# [Data entries]

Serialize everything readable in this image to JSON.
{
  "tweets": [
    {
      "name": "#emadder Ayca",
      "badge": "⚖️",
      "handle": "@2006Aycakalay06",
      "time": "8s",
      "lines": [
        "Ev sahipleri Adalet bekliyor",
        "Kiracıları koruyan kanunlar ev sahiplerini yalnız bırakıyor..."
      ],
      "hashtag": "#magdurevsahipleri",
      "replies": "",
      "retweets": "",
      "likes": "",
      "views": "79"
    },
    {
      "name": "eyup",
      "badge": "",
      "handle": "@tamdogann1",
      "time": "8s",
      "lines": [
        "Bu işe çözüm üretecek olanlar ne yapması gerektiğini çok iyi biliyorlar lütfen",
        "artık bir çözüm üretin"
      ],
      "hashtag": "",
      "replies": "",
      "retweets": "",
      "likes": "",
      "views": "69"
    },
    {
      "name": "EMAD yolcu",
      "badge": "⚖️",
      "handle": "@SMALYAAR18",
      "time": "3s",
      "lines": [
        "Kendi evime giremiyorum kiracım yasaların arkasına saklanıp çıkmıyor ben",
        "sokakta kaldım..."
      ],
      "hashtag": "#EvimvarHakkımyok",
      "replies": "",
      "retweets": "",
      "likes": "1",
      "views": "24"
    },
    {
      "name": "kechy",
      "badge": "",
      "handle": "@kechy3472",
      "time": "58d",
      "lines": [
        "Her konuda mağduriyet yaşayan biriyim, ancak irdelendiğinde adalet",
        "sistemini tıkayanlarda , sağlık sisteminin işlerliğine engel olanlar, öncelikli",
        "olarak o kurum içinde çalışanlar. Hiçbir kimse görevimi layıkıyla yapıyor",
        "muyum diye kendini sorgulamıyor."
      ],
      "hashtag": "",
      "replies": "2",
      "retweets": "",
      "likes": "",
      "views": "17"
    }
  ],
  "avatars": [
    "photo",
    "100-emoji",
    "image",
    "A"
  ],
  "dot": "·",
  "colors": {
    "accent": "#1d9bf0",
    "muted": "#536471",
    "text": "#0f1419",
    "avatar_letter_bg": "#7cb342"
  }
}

# [DIRECTIONS FOR THIS TASK]
Say the number of lines in the listing that hold "hashtag", with no added words.

# [TASK SOLUTION]
4